— START OF DATASET ENTRIES —
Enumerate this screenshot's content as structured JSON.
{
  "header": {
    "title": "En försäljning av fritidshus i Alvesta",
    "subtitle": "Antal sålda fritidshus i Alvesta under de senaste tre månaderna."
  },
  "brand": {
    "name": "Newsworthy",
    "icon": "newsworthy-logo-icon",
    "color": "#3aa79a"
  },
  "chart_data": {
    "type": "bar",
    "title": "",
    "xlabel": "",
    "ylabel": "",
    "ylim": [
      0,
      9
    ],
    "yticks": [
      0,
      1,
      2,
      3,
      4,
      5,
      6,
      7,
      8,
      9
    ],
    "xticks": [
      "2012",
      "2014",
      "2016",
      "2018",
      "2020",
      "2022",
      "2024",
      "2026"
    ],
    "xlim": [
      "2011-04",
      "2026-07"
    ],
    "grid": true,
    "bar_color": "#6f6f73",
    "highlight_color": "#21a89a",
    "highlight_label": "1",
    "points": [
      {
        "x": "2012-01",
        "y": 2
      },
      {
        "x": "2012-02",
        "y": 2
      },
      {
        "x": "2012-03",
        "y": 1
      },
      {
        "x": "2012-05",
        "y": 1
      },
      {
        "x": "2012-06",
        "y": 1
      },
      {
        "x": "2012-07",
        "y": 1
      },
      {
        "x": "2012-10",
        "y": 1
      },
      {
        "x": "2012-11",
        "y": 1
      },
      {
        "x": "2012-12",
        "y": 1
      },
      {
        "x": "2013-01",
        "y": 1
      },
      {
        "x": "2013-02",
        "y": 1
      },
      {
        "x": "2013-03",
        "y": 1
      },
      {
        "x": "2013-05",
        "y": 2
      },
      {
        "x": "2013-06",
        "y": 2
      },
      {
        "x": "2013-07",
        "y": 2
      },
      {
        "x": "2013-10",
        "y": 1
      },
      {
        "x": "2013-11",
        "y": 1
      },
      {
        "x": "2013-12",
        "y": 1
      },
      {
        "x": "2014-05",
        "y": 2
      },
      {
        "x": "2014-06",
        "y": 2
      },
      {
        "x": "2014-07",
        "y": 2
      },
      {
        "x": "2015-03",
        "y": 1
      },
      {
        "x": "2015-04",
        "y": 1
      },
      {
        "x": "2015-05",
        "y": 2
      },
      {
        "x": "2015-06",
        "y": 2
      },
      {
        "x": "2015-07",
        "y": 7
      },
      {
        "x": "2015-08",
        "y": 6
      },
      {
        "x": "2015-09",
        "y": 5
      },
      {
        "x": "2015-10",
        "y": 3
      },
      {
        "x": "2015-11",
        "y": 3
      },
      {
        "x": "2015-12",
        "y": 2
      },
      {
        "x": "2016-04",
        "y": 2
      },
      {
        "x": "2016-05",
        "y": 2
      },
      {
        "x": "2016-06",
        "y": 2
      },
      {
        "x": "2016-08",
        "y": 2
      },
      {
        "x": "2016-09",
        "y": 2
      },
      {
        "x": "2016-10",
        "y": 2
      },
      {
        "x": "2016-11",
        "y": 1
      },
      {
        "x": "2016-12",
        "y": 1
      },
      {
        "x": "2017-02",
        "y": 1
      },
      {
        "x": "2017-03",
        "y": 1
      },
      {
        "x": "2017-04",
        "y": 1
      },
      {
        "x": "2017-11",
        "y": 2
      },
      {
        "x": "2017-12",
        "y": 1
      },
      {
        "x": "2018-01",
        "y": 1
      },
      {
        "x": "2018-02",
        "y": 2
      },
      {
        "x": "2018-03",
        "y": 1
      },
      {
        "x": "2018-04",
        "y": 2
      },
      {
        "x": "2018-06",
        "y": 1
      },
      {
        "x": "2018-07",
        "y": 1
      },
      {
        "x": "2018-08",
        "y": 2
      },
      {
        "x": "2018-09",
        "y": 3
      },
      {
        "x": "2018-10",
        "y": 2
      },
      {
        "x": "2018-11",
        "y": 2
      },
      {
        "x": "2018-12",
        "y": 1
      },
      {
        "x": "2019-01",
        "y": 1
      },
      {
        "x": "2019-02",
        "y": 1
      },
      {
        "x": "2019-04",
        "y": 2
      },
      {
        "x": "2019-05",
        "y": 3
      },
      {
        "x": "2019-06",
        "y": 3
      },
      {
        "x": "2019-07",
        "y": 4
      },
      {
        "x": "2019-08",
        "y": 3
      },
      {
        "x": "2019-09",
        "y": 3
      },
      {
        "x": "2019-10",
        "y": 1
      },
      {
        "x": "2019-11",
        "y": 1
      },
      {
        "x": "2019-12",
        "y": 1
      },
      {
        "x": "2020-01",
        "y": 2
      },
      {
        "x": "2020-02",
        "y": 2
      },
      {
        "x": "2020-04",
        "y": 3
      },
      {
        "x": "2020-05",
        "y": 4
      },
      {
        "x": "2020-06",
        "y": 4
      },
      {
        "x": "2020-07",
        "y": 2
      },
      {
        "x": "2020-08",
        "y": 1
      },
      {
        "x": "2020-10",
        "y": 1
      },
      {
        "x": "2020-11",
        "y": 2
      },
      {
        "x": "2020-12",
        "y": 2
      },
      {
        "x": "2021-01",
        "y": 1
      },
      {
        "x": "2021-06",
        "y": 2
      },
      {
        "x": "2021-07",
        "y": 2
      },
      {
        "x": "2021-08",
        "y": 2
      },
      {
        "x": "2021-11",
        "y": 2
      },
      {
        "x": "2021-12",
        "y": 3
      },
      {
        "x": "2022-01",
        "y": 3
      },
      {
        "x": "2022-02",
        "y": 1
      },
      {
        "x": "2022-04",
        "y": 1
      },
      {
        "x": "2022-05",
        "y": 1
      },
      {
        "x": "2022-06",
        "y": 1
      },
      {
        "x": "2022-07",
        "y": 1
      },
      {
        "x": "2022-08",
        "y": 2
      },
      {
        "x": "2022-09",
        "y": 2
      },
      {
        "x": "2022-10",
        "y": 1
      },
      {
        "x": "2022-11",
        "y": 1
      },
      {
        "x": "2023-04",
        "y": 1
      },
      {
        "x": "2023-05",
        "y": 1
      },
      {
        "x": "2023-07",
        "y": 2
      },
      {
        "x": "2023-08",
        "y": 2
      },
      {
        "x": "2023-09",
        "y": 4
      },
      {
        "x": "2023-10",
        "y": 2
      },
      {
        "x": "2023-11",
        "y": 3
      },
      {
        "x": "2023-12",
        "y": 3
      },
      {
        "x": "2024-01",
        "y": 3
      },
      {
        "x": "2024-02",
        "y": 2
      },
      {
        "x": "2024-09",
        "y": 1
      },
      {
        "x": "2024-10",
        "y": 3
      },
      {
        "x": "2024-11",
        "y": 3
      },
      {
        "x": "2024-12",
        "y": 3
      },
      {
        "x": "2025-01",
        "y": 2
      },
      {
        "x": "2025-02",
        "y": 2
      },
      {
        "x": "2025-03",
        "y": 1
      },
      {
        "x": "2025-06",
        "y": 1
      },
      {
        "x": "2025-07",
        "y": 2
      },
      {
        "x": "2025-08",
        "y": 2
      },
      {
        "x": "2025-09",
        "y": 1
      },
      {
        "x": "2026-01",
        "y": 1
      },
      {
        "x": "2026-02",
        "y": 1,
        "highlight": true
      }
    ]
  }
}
— END OF DATASET ENTRIES —
■ EXERCISE BRIEF
In the records above, locate each line with the word "Alvesta". Copy all such lines.

■ ANSWER TO THE EXERCISE
    "title": "En försäljning av fritidshus i Alvesta",
    "subtitle": "Antal sålda fritidshus i Alvesta under de senaste tre månaderna."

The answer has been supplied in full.